Quote the records below verbatim, starting from their first line and ending with the line that contains "spectrogram-cell <box>116 97 122 105</box>".

Material provided:
§ §
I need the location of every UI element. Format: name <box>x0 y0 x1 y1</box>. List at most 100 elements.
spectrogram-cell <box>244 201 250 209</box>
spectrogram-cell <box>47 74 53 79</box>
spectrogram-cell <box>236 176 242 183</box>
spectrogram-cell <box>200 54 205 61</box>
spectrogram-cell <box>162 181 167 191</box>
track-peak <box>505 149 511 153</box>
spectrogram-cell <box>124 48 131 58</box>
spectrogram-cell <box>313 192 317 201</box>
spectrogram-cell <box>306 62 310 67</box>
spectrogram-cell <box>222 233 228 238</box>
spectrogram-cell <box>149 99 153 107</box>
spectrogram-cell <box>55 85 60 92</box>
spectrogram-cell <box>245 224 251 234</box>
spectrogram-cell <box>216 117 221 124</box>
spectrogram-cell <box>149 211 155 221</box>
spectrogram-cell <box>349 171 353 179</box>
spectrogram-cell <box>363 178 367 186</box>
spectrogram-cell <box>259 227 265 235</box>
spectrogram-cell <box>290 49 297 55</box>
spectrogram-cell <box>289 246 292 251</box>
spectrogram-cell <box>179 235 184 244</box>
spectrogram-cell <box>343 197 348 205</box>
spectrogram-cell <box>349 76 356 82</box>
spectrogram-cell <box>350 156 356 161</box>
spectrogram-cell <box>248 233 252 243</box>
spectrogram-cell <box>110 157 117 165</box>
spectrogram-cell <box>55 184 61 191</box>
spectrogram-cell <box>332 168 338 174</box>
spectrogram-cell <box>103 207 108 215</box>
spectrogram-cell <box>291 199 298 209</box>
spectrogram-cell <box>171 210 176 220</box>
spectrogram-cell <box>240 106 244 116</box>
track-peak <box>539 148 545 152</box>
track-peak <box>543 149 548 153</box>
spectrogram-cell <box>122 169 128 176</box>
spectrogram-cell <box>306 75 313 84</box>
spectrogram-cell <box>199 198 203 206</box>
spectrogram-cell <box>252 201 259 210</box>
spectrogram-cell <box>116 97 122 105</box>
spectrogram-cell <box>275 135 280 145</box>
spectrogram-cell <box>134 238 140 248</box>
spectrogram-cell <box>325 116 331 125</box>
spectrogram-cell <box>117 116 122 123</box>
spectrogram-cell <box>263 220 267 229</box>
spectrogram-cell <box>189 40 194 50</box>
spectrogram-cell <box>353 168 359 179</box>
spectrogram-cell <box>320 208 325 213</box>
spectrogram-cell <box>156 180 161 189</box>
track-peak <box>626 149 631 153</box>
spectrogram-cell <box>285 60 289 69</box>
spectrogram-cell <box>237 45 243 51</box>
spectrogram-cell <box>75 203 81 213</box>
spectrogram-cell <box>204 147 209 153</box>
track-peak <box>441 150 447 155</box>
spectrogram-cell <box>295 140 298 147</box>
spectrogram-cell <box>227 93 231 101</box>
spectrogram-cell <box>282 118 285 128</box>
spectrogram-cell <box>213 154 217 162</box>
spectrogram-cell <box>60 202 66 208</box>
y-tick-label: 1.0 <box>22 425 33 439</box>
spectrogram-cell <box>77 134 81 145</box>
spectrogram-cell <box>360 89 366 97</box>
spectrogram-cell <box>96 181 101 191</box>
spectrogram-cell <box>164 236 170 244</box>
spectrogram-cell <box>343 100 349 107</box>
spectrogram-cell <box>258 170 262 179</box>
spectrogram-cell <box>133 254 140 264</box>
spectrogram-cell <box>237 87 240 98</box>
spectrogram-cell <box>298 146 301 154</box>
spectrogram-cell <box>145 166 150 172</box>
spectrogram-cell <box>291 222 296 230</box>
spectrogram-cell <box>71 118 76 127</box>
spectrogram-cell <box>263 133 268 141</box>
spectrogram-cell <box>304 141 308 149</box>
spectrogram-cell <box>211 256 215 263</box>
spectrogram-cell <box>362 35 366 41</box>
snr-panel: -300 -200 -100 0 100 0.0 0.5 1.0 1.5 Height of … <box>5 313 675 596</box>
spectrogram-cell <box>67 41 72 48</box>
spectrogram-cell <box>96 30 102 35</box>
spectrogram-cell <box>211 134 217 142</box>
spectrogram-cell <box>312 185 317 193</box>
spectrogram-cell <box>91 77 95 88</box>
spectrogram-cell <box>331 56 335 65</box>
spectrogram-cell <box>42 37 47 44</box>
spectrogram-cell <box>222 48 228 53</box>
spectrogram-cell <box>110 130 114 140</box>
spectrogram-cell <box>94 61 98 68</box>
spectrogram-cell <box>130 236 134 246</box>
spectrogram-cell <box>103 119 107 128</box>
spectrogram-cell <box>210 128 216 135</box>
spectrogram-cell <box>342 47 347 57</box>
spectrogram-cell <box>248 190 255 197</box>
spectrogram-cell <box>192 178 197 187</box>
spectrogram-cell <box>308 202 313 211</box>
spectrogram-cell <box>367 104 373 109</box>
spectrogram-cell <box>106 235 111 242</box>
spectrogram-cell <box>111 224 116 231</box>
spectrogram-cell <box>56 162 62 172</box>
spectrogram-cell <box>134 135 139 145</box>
§ §
Worked answer:
I need the location of every UI element. Format: name <box>x0 y0 x1 y1</box>. List at most 100 elements.
spectrogram-cell <box>244 201 250 209</box>
spectrogram-cell <box>47 74 53 79</box>
spectrogram-cell <box>236 176 242 183</box>
spectrogram-cell <box>200 54 205 61</box>
spectrogram-cell <box>162 181 167 191</box>
track-peak <box>505 149 511 153</box>
spectrogram-cell <box>124 48 131 58</box>
spectrogram-cell <box>313 192 317 201</box>
spectrogram-cell <box>306 62 310 67</box>
spectrogram-cell <box>222 233 228 238</box>
spectrogram-cell <box>149 99 153 107</box>
spectrogram-cell <box>55 85 60 92</box>
spectrogram-cell <box>245 224 251 234</box>
spectrogram-cell <box>216 117 221 124</box>
spectrogram-cell <box>149 211 155 221</box>
spectrogram-cell <box>349 171 353 179</box>
spectrogram-cell <box>363 178 367 186</box>
spectrogram-cell <box>259 227 265 235</box>
spectrogram-cell <box>290 49 297 55</box>
spectrogram-cell <box>289 246 292 251</box>
spectrogram-cell <box>179 235 184 244</box>
spectrogram-cell <box>343 197 348 205</box>
spectrogram-cell <box>349 76 356 82</box>
spectrogram-cell <box>350 156 356 161</box>
spectrogram-cell <box>248 233 252 243</box>
spectrogram-cell <box>110 157 117 165</box>
spectrogram-cell <box>55 184 61 191</box>
spectrogram-cell <box>332 168 338 174</box>
spectrogram-cell <box>103 207 108 215</box>
spectrogram-cell <box>291 199 298 209</box>
spectrogram-cell <box>171 210 176 220</box>
spectrogram-cell <box>240 106 244 116</box>
track-peak <box>539 148 545 152</box>
track-peak <box>543 149 548 153</box>
spectrogram-cell <box>122 169 128 176</box>
spectrogram-cell <box>306 75 313 84</box>
spectrogram-cell <box>199 198 203 206</box>
spectrogram-cell <box>252 201 259 210</box>
spectrogram-cell <box>116 97 122 105</box>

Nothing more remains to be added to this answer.